**Exercise goal:** Each entry below is to be transcribed exactly.

Start Records provided

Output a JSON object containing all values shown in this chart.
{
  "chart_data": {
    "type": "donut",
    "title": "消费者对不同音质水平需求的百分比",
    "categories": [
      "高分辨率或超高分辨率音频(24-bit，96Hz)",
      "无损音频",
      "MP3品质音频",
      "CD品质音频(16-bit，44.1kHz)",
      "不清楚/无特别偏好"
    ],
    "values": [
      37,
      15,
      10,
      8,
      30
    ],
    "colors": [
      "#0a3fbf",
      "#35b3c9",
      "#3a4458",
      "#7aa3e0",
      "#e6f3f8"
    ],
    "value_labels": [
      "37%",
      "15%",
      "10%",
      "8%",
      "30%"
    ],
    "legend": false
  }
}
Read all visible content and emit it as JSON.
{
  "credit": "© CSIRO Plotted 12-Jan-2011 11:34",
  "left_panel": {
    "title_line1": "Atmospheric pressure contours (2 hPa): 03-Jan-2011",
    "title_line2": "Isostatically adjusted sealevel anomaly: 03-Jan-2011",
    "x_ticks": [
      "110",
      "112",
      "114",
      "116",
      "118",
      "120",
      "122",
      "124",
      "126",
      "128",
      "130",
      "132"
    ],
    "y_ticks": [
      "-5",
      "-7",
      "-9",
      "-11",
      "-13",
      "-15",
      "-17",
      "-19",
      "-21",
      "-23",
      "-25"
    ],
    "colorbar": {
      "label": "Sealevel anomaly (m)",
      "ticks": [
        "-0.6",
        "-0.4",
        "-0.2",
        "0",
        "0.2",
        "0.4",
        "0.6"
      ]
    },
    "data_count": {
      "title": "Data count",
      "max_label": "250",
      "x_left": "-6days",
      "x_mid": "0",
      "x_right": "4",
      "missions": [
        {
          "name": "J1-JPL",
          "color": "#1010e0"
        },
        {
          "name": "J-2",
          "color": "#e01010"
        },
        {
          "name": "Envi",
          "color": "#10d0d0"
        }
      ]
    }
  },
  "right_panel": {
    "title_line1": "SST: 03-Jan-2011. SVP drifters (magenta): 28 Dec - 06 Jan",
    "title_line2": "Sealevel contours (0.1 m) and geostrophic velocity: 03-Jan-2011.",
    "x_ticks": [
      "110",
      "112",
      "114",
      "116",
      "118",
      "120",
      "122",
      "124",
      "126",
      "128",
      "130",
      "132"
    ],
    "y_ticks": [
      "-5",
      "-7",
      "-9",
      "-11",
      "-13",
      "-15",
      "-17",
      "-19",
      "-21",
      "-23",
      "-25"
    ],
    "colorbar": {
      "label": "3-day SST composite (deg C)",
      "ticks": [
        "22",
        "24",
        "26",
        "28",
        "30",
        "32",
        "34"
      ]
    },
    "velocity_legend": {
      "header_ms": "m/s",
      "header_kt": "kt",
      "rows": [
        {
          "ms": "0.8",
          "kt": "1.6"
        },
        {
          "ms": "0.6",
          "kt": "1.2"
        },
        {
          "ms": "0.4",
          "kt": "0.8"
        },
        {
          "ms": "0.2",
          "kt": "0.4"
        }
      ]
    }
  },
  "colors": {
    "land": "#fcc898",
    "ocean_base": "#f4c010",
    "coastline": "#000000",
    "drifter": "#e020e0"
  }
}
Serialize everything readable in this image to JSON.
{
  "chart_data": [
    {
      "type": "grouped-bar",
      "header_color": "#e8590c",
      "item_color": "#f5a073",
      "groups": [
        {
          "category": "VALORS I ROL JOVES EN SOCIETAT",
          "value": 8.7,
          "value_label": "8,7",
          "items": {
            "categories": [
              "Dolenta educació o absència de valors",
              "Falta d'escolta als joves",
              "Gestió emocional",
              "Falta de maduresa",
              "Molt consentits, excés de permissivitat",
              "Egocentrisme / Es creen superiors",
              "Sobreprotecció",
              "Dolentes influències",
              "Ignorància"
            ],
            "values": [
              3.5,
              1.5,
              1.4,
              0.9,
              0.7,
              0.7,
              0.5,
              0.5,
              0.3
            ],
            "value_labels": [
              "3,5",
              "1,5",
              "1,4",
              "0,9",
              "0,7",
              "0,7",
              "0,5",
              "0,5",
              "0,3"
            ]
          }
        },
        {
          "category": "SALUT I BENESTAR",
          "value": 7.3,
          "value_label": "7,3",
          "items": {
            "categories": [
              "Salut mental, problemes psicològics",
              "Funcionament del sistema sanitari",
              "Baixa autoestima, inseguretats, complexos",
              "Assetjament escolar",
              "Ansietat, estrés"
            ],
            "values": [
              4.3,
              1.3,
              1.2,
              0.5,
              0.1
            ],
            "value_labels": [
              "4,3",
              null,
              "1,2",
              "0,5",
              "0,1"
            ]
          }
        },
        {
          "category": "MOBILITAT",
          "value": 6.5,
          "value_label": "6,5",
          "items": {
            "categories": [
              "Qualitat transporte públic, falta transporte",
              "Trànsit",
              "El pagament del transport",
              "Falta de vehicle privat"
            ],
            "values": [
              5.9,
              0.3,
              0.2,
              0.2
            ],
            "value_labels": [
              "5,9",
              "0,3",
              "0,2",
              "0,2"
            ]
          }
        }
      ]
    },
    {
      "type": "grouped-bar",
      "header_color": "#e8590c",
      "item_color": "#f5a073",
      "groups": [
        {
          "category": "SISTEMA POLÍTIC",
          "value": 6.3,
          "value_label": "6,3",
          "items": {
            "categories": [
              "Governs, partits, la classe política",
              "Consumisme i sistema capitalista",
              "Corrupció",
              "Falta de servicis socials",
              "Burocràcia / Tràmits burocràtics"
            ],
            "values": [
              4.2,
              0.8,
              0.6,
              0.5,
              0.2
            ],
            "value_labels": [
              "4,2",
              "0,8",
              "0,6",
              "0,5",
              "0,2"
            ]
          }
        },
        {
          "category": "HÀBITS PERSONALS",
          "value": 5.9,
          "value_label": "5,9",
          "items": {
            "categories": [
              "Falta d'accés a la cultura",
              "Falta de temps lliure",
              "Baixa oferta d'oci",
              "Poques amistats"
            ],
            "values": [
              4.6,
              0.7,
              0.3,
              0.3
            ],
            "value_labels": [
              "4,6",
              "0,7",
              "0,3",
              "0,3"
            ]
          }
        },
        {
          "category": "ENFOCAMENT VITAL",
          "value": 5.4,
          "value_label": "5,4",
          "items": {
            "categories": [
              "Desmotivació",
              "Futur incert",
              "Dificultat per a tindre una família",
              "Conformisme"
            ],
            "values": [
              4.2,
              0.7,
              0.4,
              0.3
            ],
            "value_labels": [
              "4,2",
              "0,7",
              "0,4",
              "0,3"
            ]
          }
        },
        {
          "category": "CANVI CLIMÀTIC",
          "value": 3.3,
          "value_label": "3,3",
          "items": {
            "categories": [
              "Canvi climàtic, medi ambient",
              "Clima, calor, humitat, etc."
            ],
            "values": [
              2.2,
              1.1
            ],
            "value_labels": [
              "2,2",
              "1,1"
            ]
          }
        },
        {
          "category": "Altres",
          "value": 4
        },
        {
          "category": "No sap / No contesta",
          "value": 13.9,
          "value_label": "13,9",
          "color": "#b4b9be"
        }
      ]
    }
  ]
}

End Records provided

**Task response:**
Output a JSON object containing all values shown in this chart.
{
  "chart_data": {
    "type": "donut",
    "title": "消费者对不同音质水平需求的百分比",
    "categories": [
      "高分辨率或超高分辨率音频(24-bit，96Hz)",
      "无损音频",
      "MP3品质音频",
      "CD品质音频(16-bit，44.1kHz)",
      "不清楚/无特别偏好"
    ],
    "values": [
      37,
      15,
      10,
      8,
      30
    ],
    "colors": [
      "#0a3fbf",
      "#35b3c9",
      "#3a4458",
      "#7aa3e0",
      "#e6f3f8"
    ],
    "value_labels": [
      "37%",
      "15%",
      "10%",
      "8%",
      "30%"
    ],
    "legend": false
  }
}
Read all visible content and emit it as JSON.
{
  "credit": "© CSIRO Plotted 12-Jan-2011 11:34",
  "left_panel": {
    "title_line1": "Atmospheric pressure contours (2 hPa): 03-Jan-2011",
    "title_line2": "Isostatically adjusted sealevel anomaly: 03-Jan-2011",
    "x_ticks": [
      "110",
      "112",
      "114",
      "116",
      "118",
      "120",
      "122",
      "124",
      "126",
      "128",
      "130",
      "132"
    ],
    "y_ticks": [
      "-5",
      "-7",
      "-9",
      "-11",
      "-13",
      "-15",
      "-17",
      "-19",
      "-21",
      "-23",
      "-25"
    ],
    "colorbar": {
      "label": "Sealevel anomaly (m)",
      "ticks": [
        "-0.6",
        "-0.4",
        "-0.2",
        "0",
        "0.2",
        "0.4",
        "0.6"
      ]
    },
    "data_count": {
      "title": "Data count",
      "max_label": "250",
      "x_left": "-6days",
      "x_mid": "0",
      "x_right": "4",
      "missions": [
        {
          "name": "J1-JPL",
          "color": "#1010e0"
        },
        {
          "name": "J-2",
          "color": "#e01010"
        },
        {
          "name": "Envi",
          "color": "#10d0d0"
        }
      ]
    }
  },
  "right_panel": {
    "title_line1": "SST: 03-Jan-2011. SVP drifters (magenta): 28 Dec - 06 Jan",
    "title_line2": "Sealevel contours (0.1 m) and geostrophic velocity: 03-Jan-2011.",
    "x_ticks": [
      "110",
      "112",
      "114",
      "116",
      "118",
      "120",
      "122",
      "124",
      "126",
      "128",
      "130",
      "132"
    ],
    "y_ticks": [
      "-5",
      "-7",
      "-9",
      "-11",
      "-13",
      "-15",
      "-17",
      "-19",
      "-21",
      "-23",
      "-25"
    ],
    "colorbar": {
      "label": "3-day SST composite (deg C)",
      "ticks": [
        "22",
        "24",
        "26",
        "28",
        "30",
        "32",
        "34"
      ]
    },
    "velocity_legend": {
      "header_ms": "m/s",
      "header_kt": "kt",
      "rows": [
        {
          "ms": "0.8",
          "kt": "1.6"
        },
        {
          "ms": "0.6",
          "kt": "1.2"
        },
        {
          "ms": "0.4",
          "kt": "0.8"
        },
        {
          "ms": "0.2",
          "kt": "0.4"
        }
      ]
    }
  },
  "colors": {
    "land": "#fcc898",
    "ocean_base": "#f4c010",
    "coastline": "#000000",
    "drifter": "#e020e0"
  }
}
Serialize everything readable in this image to JSON.
{
  "chart_data": [
    {
      "type": "grouped-bar",
      "header_color": "#e8590c",
      "item_color": "#f5a073",
      "groups": [
        {
          "category": "VALORS I ROL JOVES EN SOCIETAT",
          "value": 8.7,
          "value_label": "8,7",
          "items": {
            "categories": [
              "Dolenta educació o absència de valors",
              "Falta d'escolta als joves",
              "Gestió emocional",
              "Falta de maduresa",
              "Molt consentits, excés de permissivitat",
              "Egocentrisme / Es creen superiors",
              "Sobreprotecció",
              "Dolentes influències",
              "Ignorància"
            ],
            "values": [
              3.5,
              1.5,
              1.4,
              0.9,
              0.7,
              0.7,
              0.5,
              0.5,
              0.3
            ],
            "value_labels": [
              "3,5",
              "1,5",
              "1,4",
              "0,9",
              "0,7",
              "0,7",
              "0,5",
              "0,5",
              "0,3"
            ]
          }
        },
        {
          "category": "SALUT I BENESTAR",
          "value": 7.3,
          "value_label": "7,3",
          "items": {
            "categories": [
              "Salut mental, problemes psicològics",
              "Funcionament del sistema sanitari",
              "Baixa autoestima, inseguretats, complexos",
              "Assetjament escolar",
              "Ansietat, estrés"
            ],
            "values": [
              4.3,
              1.3,
              1.2,
              0.5,
              0.1
            ],
            "value_labels": [
              "4,3",
              null,
              "1,2",
              "0,5",
              "0,1"
            ]
          }
        },
        {
          "category": "MOBILITAT",
          "value": 6.5,
          "value_label": "6,5",
          "items": {
            "categories": [
              "Qualitat transporte públic, falta transporte",
              "Trànsit",
              "El pagament del transport",
              "Falta de vehicle privat"
            ],
            "values": [
              5.9,
              0.3,
              0.2,
              0.2
            ],
            "value_labels": [
              "5,9",
              "0,3",
              "0,2",
              "0,2"
            ]
          }
        }
      ]
    },
    {
      "type": "grouped-bar",
      "header_color": "#e8590c",
      "item_color": "#f5a073",
      "groups": [
        {
          "category": "SISTEMA POLÍTIC",
          "value": 6.3,
          "value_label": "6,3",
          "items": {
            "categories": [
              "Governs, partits, la classe política",
              "Consumisme i sistema capitalista",
              "Corrupció",
              "Falta de servicis socials",
              "Burocràcia / Tràmits burocràtics"
            ],
            "values": [
              4.2,
              0.8,
              0.6,
              0.5,
              0.2
            ],
            "value_labels": [
              "4,2",
              "0,8",
              "0,6",
              "0,5",
              "0,2"
            ]
          }
        },
        {
          "category": "HÀBITS PERSONALS",
          "value": 5.9,
          "value_label": "5,9",
          "items": {
            "categories": [
              "Falta d'accés a la cultura",
              "Falta de temps lliure",
              "Baixa oferta d'oci",
              "Poques amistats"
            ],
            "values": [
              4.6,
              0.7,
              0.3,
              0.3
            ],
            "value_labels": [
              "4,6",
              "0,7",
              "0,3",
              "0,3"
            ]
          }
        },
        {
          "category": "ENFOCAMENT VITAL",
          "value": 5.4,
          "value_label": "5,4",
          "items": {
            "categories": [
              "Desmotivació",
              "Futur incert",
              "Dificultat per a tindre una família",
              "Conformisme"
            ],
            "values": [
              4.2,
              0.7,
              0.4,
              0.3
            ],
            "value_labels": [
              "4,2",
              "0,7",
              "0,4",
              "0,3"
            ]
          }
        },
        {
          "category": "CANVI CLIMÀTIC",
          "value": 3.3,
          "value_label": "3,3",
          "items": {
            "categories": [
              "Canvi climàtic, medi ambient",
              "Clima, calor, humitat, etc."
            ],
            "values": [
              2.2,
              1.1
            ],
            "value_labels": [
              "2,2",
              "1,1"
            ]
          }
        },
        {
          "category": "Altres",
          "value": 4
        },
        {
          "category": "No sap / No contesta",
          "value": 13.9,
          "value_label": "13,9",
          "color": "#b4b9be"
        }
      ]
    }
  ]
}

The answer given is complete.